◆ Work to be completed ◆
Reproduce every record below exactly as written, but leave out any pictures.

START Input material

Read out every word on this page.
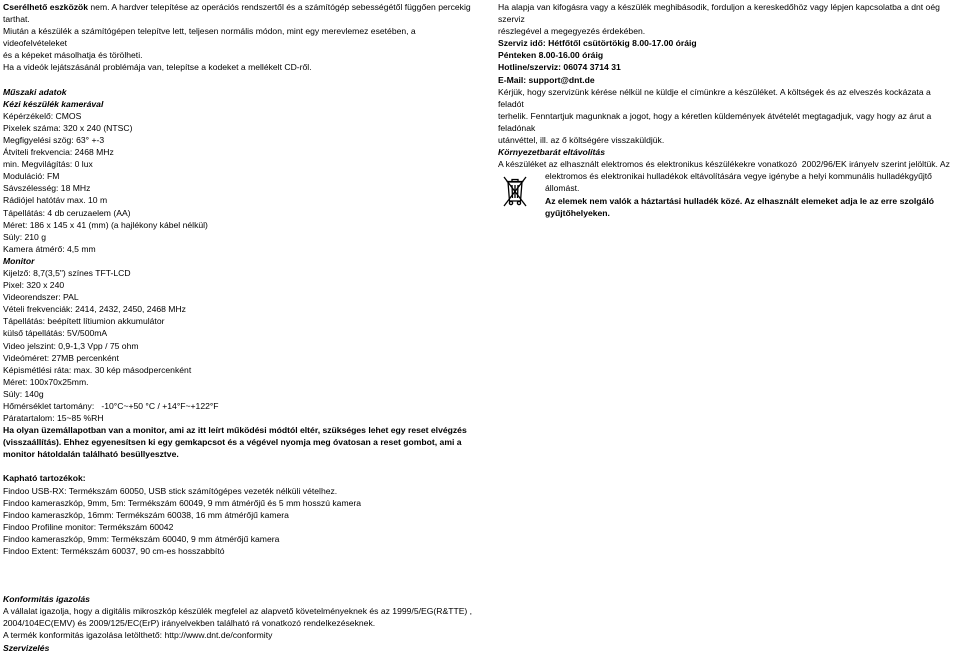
Cserélhető eszközök nem. A hardver telepítése az operációs rendszertől és a számítógép sebességétől függően percekig

tarthat.

Miután a készülék a számítógépen telepítve lett, teljesen normális módon, mint egy merevlemez esetében, a videofelvételeket

és a képeket másolhatja és törölheti.

Ha a videók lejátszásánál problémája van, telepítse a kodeket a mellékelt CD-ről.

Műszaki adatok

Kézi készülék kamerával

Képérzékelő: CMOS

Pixelek száma: 320 x 240 (NTSC)

Megfigyelési szög: 63° +-3

Átviteli frekvencia: 2468 MHz

min. Megvilágítás: 0 lux

Moduláció: FM

Sávszélesség: 18 MHz

Rádiójel hatótáv max. 10 m

Tápellátás: 4 db ceruzaelem (AA)

Méret: 186 x 145 x 41 (mm) (a hajlékony kábel nélkül)

Súly: 210 g

Kamera átmérő: 4,5 mm

Monitor

Kijelző: 8,7(3,5") színes TFT-LCD

Pixel: 320 x 240

Videorendszer: PAL

Vételi frekvenciák: 2414, 2432, 2450, 2468 MHz

Tápellátás: beépített lítiumion akkumulátor

külső tápellátás: 5V/500mA

Video jelszint: 0,9-1,3 Vpp / 75 ohm

Videóméret: 27MB percenként

Képismétlési ráta: max. 30 kép másodpercenként

Méret: 100x70x25mm.

Súly: 140g

Hőmérséklet tartomány:   -10°C~+50 °C / +14°F~+122°F

Páratartalom: 15~85 %RH

Ha olyan üzemállapotban van a monitor, ami az itt leírt működési módtól eltér, szükséges lehet egy reset elvégzés

(visszaállítás). Ehhez egyenesítsen ki egy gemkapcsot és a végével nyomja meg óvatosan a reset gombot, ami a

monitor hátoldalán található besüllyesztve.

Kapható tartozékok:

Findoo USB-RX: Termékszám 60050, USB stick számítógépes vezeték nélküli vételhez.

Findoo kameraszkóp, 9mm, 5m: Termékszám 60049, 9 mm átmérőjű és 5 mm hosszú kamera

Findoo kameraszkóp, 16mm: Termékszám 60038, 16 mm átmérőjű kamera

Findoo Profiline monitor: Termékszám 60042

Findoo kameraszkóp, 9mm: Termékszám 60040, 9 mm átmérőjű kamera

Findoo Extent: Termékszám 60037, 90 cm-es hosszabbító

Konformitás igazolás

A vállalat igazolja, hogy a digitális mikroszkóp készülék megfelel az alapvető követelményeknek és az 1999/5/EG(R&TTE) ,

2004/104EC(EMV) és 2009/125/EC(ErP) irányelvekben található rá vonatkozó rendelkezéseknek.

A termék konformitás igazolása letölthető: http://www.dnt.de/conformity

Szervizelés

Ha alapja van kifogásra vagy a készülék meghibásodik, forduljon a kereskedőhöz vagy lépjen kapcsolatba a dnt oég szerviz

részlegével a megegyezés érdekében.

Szerviz idő: Hétfőtől csütörtökig 8.00-17.00 óráig

Pénteken 8.00-16.00 óráig

Hotline/szerviz: 06074 3714 31

E-Mail: support@dnt.de

Kérjük, hogy szervizünk kérése nélkül ne küldje el címünkre a készüléket. A költségek és az elveszés kockázata a feladót

terhelik. Fenntartjuk magunknak a jogot, hogy a kéretlen küldemények átvételét megtagadjuk, vagy hogy az árut a feladónak

utánvéttel, ill. az ő költségére visszaküldjük.

Környezetbarát eltávolítás

A készüléket az elhasznált elektromos és elektronikus készülékekre vonatkozó  2002/96/EK irányelv szerint jelöltük. Az

elektromos és elektronikai hulladékok eltávolítására vegye igénybe a helyi kommunális hulladékgyűjtő állomást.

Az elemek nem valók a háztartási hulladék közé. Az elhasznált elemeket adja le az erre szolgáló

gyűjtőhelyeken.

END Input material

◆ Output of the task ◆
Read out every word on this page.
Cserélhető eszközök nem. A hardver telepítése az operációs rendszertől és a számítógép sebességétől függően percekig

tarthat.

Miután a készülék a számítógépen telepítve lett, teljesen normális módon, mint egy merevlemez esetében, a videofelvételeket

és a képeket másolhatja és törölheti.

Ha a videók lejátszásánál problémája van, telepítse a kodeket a mellékelt CD-ről.

Műszaki adatok

Kézi készülék kamerával

Képérzékelő: CMOS

Pixelek száma: 320 x 240 (NTSC)

Megfigyelési szög: 63° +-3

Átviteli frekvencia: 2468 MHz

min. Megvilágítás: 0 lux

Moduláció: FM

Sávszélesség: 18 MHz

Rádiójel hatótáv max. 10 m

Tápellátás: 4 db ceruzaelem (AA)

Méret: 186 x 145 x 41 (mm) (a hajlékony kábel nélkül)

Súly: 210 g

Kamera átmérő: 4,5 mm

Monitor

Kijelző: 8,7(3,5") színes TFT-LCD

Pixel: 320 x 240

Videorendszer: PAL

Vételi frekvenciák: 2414, 2432, 2450, 2468 MHz

Tápellátás: beépített lítiumion akkumulátor

külső tápellátás: 5V/500mA

Video jelszint: 0,9-1,3 Vpp / 75 ohm

Videóméret: 27MB percenként

Képismétlési ráta: max. 30 kép másodpercenként

Méret: 100x70x25mm.

Súly: 140g

Hőmérséklet tartomány:   -10°C~+50 °C / +14°F~+122°F

Páratartalom: 15~85 %RH

Ha olyan üzemállapotban van a monitor, ami az itt leírt működési módtól eltér, szükséges lehet egy reset elvégzés

(visszaállítás). Ehhez egyenesítsen ki egy gemkapcsot és a végével nyomja meg óvatosan a reset gombot, ami a

monitor hátoldalán található besüllyesztve.

Kapható tartozékok:

Findoo USB-RX: Termékszám 60050, USB stick számítógépes vezeték nélküli vételhez.

Findoo kameraszkóp, 9mm, 5m: Termékszám 60049, 9 mm átmérőjű és 5 mm hosszú kamera

Findoo kameraszkóp, 16mm: Termékszám 60038, 16 mm átmérőjű kamera

Findoo Profiline monitor: Termékszám 60042

Findoo kameraszkóp, 9mm: Termékszám 60040, 9 mm átmérőjű kamera

Findoo Extent: Termékszám 60037, 90 cm-es hosszabbító

Konformitás igazolás

A vállalat igazolja, hogy a digitális mikroszkóp készülék megfelel az alapvető követelményeknek és az 1999/5/EG(R&TTE) ,

2004/104EC(EMV) és 2009/125/EC(ErP) irányelvekben található rá vonatkozó rendelkezéseknek.

A termék konformitás igazolása letölthető: http://www.dnt.de/conformity

Szervizelés

Ha alapja van kifogásra vagy a készülék meghibásodik, forduljon a kereskedőhöz vagy lépjen kapcsolatba a dnt oég szerviz

részlegével a megegyezés érdekében.

Szerviz idő: Hétfőtől csütörtökig 8.00-17.00 óráig

Pénteken 8.00-16.00 óráig

Hotline/szerviz: 06074 3714 31

E-Mail: support@dnt.de

Kérjük, hogy szervizünk kérése nélkül ne küldje el címünkre a készüléket. A költségek és az elveszés kockázata a feladót

terhelik. Fenntartjuk magunknak a jogot, hogy a kéretlen küldemények átvételét megtagadjuk, vagy hogy az árut a feladónak

utánvéttel, ill. az ő költségére visszaküldjük.

Környezetbarát eltávolítás

A készüléket az elhasznált elektromos és elektronikus készülékekre vonatkozó  2002/96/EK irányelv szerint jelöltük. Az

elektromos és elektronikai hulladékok eltávolítására vegye igénybe a helyi kommunális hulladékgyűjtő állomást.

Az elemek nem valók a háztartási hulladék közé. Az elhasznált elemeket adja le az erre szolgáló

gyűjtőhelyeken.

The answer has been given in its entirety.